> **Description of the task**:
Work out how many lines hold the string "name". The answer is a single number, nothing more.

> **Provided information**:
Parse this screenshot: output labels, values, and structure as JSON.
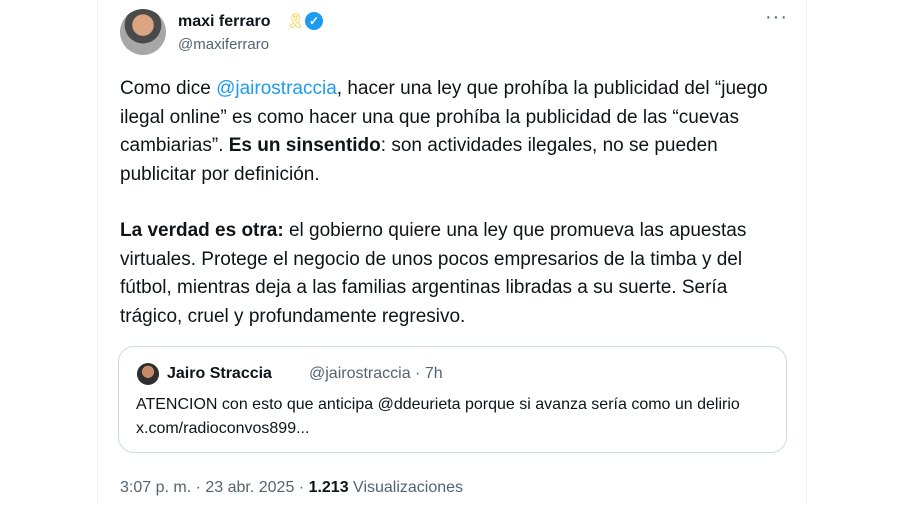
{
  "author": {
    "name": "maxi ferraro",
    "ribbon_icon": "yellow-ribbon-icon",
    "verified_icon": "verified-badge-icon",
    "handle": "@maxiferraro"
  },
  "menu": {
    "more_label": "···"
  },
  "body": {
    "p1": {
      "t1": "Como dice ",
      "mention": "@jairostraccia",
      "t2": ", hacer una ley que prohíba la publicidad del “juego ilegal online” es como hacer una que prohíba la publicidad de las “cuevas cambiarias”. ",
      "bold": "Es un sinsentido",
      "t3": ": son actividades ilegales, no se pueden publicitar por definición."
    },
    "p2": {
      "bold": "La verdad es otra:",
      "t1": " el gobierno quiere una ley que promueva las apuestas virtuales. Protege el negocio de unos pocos empresarios de la timba y del fútbol, mientras deja a las familias argentinas libradas a su suerte. Sería trágico, cruel y profundamente regresivo."
    }
  },
  "quote": {
    "name": "Jairo Straccia",
    "handle_time": "@jairostraccia · 7h",
    "text": "ATENCION con esto que anticipa @ddeurieta porque si avanza sería como un delirio x.com/radioconvos899..."
  },
  "footer": {
    "time": "3:07 p. m.",
    "sep1": " · ",
    "date": "23 abr. 2025",
    "sep2": " · ",
    "views_count": "1.213",
    "views_label": " Visualizaciones"
  }
}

> **Solved exercise**:
2